## TEXT SEGMENT:
/---

I had pasta the other day.

Ah, interesting Mr. Sven, you're only matching millions of other people there. All right, let's start again, then:

I consider pasta a really nice dish. Very simple. Very satisfying. And easy to make. Nothing like well cooked pasta with a good pesto, which sometimes is hard to get hold of. Or like spaghetti carbonara. Or that creamy broccoli and roasted almods sauce we made up in our first term. Or the fancy parma ham, rucola and parmesan stuff that has been popular recently. You can have everything you like. Even bolognese.

And all of them can be good. They can also be bad and that's what I want to talk about. While pasta is a perfectly simple dish with gazillions of possibilities, many things can go wrong. At first, of course al dente comes to mind. Overcook your pasta and you lose. Similarly, the 'crunchy' aspect of undercooked pasta isn't good. Another rule, which is obvious on second thought but which I nonetheless had to lean from my Italian friend Rita is that the sauce should always be ready and wait for the pasta to finish cooking. You can then put the pasta straight into the sauce and serve everything readily and perfectly mixed and hot.

But there was one more thing: The pasta themselves. Rita always recommended 'nice' pasta. Her favourite was some brand that's sold in yellow paper bags and is very nice but five times the price of OK pasta. She'd bring those from Italy. Otherwise we used De Cecco (which is yellow and bluely packaged), the pasta which I continued to buy after moving back to Göttingen. It's a bit more expensive than the average, but still bearably so. Barilla is OK but not good. (And, according to Rita, Buitoni – yellow and red – is not. But they're out of question anyway as they are owned by Nestlé.)

\---

## INFORMATION SHOWN:
/---

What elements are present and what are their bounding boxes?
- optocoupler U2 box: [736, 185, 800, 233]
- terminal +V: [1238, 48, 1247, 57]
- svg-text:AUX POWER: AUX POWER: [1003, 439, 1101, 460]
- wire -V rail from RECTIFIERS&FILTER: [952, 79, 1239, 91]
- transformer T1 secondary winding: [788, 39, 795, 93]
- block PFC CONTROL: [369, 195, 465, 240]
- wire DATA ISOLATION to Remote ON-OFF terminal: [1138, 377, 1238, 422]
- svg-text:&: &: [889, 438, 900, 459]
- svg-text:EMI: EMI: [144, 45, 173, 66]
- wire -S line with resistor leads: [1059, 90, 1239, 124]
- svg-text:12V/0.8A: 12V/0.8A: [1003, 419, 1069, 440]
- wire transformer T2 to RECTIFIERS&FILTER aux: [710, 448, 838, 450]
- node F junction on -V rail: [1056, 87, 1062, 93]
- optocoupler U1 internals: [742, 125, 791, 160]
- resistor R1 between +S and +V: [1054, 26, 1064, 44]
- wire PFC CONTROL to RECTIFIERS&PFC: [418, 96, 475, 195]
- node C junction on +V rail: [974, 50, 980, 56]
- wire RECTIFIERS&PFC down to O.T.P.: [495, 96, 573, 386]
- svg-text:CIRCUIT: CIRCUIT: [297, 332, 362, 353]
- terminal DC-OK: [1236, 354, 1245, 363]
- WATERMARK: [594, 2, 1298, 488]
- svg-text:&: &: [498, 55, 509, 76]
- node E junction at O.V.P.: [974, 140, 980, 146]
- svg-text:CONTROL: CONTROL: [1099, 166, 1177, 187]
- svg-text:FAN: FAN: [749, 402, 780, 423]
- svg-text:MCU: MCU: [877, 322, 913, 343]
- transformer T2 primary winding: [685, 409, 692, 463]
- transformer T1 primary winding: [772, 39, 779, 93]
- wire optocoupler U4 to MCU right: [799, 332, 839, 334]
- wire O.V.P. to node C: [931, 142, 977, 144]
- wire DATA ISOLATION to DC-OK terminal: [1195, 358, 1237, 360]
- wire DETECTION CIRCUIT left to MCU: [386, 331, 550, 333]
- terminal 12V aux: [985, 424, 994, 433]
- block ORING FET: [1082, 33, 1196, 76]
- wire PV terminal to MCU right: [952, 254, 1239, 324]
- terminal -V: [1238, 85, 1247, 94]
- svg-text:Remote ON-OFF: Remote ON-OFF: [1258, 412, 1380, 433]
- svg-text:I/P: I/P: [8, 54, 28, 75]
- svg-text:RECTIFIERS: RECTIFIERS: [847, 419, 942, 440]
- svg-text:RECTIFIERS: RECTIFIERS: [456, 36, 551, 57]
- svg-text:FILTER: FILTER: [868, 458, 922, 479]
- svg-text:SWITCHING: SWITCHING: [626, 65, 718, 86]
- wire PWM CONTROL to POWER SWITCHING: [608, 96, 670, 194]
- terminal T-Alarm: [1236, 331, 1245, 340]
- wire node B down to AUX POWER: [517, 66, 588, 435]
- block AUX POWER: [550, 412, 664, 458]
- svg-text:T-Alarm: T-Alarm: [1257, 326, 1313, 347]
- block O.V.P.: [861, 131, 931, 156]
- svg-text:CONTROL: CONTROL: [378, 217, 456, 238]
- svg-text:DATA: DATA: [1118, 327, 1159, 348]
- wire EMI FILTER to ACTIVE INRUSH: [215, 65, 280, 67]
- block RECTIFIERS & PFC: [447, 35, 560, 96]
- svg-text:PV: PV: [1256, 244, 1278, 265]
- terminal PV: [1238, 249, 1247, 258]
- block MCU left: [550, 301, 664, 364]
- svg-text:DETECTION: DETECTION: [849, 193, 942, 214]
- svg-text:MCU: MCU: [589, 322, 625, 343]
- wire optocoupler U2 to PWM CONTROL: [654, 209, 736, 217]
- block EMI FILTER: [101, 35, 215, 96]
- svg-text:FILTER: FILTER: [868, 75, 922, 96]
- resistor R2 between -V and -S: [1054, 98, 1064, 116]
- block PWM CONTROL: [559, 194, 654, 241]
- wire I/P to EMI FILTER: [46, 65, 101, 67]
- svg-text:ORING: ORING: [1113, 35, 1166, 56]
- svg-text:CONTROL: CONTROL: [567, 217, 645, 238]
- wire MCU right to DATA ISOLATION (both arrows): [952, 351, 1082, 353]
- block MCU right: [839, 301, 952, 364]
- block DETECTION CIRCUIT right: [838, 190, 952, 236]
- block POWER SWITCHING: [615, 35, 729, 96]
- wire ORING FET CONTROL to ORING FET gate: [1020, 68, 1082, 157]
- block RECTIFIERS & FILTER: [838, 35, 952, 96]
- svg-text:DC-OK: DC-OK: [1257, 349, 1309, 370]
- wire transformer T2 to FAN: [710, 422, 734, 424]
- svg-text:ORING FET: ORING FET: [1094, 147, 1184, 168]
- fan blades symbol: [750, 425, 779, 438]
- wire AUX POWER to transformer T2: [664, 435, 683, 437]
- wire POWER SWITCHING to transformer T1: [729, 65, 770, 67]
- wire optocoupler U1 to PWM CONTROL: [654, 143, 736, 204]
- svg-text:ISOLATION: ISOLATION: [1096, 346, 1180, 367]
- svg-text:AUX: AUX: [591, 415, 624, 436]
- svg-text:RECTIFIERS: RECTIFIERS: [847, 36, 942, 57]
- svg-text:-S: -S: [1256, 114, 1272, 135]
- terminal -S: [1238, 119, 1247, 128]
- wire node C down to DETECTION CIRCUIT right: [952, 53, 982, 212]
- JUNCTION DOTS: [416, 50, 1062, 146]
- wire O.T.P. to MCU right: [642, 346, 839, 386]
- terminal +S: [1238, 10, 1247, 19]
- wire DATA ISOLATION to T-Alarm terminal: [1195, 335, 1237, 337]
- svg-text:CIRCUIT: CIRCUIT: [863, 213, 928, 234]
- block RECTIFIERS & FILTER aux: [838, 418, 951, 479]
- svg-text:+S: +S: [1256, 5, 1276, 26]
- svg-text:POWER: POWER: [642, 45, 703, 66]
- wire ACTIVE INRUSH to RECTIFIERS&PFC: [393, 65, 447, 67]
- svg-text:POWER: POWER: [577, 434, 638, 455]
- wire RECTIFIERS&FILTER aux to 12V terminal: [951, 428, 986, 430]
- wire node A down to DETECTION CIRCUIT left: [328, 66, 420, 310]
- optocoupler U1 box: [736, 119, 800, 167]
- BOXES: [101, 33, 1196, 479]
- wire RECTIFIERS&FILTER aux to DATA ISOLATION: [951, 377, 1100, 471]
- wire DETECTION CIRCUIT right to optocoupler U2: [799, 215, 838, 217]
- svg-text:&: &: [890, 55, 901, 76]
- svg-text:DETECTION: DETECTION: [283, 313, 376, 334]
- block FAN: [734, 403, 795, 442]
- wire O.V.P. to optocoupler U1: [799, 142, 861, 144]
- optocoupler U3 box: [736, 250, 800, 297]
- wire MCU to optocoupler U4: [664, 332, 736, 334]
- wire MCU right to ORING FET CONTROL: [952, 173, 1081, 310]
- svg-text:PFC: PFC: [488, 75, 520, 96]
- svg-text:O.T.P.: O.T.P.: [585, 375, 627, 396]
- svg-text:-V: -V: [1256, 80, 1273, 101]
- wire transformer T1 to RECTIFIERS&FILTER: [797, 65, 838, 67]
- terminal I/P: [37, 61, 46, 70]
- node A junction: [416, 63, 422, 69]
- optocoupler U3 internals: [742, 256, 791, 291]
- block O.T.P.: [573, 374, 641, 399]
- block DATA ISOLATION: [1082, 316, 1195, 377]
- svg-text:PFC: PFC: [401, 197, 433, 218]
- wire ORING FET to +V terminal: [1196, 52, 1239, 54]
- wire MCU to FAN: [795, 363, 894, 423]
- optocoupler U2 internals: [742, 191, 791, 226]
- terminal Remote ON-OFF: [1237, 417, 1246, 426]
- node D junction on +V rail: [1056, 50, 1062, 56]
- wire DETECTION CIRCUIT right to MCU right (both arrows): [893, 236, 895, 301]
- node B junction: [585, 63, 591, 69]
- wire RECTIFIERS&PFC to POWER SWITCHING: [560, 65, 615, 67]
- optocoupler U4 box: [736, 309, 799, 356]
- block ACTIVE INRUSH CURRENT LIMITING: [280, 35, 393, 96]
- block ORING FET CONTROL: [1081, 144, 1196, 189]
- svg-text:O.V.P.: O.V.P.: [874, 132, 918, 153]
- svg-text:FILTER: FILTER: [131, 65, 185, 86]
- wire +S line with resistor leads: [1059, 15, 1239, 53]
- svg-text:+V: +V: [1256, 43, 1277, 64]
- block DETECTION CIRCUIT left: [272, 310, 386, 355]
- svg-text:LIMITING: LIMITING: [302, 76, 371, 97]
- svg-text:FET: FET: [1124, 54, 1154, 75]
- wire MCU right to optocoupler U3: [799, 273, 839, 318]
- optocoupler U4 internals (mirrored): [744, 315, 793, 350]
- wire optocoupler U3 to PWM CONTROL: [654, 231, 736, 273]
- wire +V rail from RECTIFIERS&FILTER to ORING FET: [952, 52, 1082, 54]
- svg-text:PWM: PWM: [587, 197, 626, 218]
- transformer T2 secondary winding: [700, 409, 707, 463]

\---

## INSTRUCTIONS:
[1] According to the text about pasta, why should the sauce be ready before the pasta finishes cooking? Answer in one to three sentences.
[2] Carry on the text about pasta after its final sentence.
The data come from a separate source and are unrelated to the text about pasta.

## WRITTEN RESPONSES:
[1] The sauce should already be waiting so the pasta can go straight into it. That way everything is served at once, evenly mixed and hot.

[2]
So much for the theory that had been indoctrinated into me. And as you trust your friends, I never really challenged it and tried whether there really was a difference between the recommendations and the really cheap stuff... until this week. My flatmates must have done some careless pasta shopping (I try do direct them appropriately when we shop together, but I can't be everywhere all the time – and besides people don't like going shopping with me because of that), so we ended up with some pasta unknown to me. Italian pasta still, not German 'noodles' with eggs in them, but unknown territory, still.

When I opened the pack, things already felt strange. The spaghetti where very shiny, rather than the slightly dull look they have usually. They also felt a bit different in elasticity or so. Hm, this might just go away when they're cooking. It did, for sure, but what came out of the pot was not a slimy mess but very short of it. No, I didn't overcook, the spaghetti themselves just were more slippery than they usually are. Not an enjoyable feeling in the mouth, sadly. I wonder what makes the big difference.

July 30, 2004, 2:26

Tagged as food.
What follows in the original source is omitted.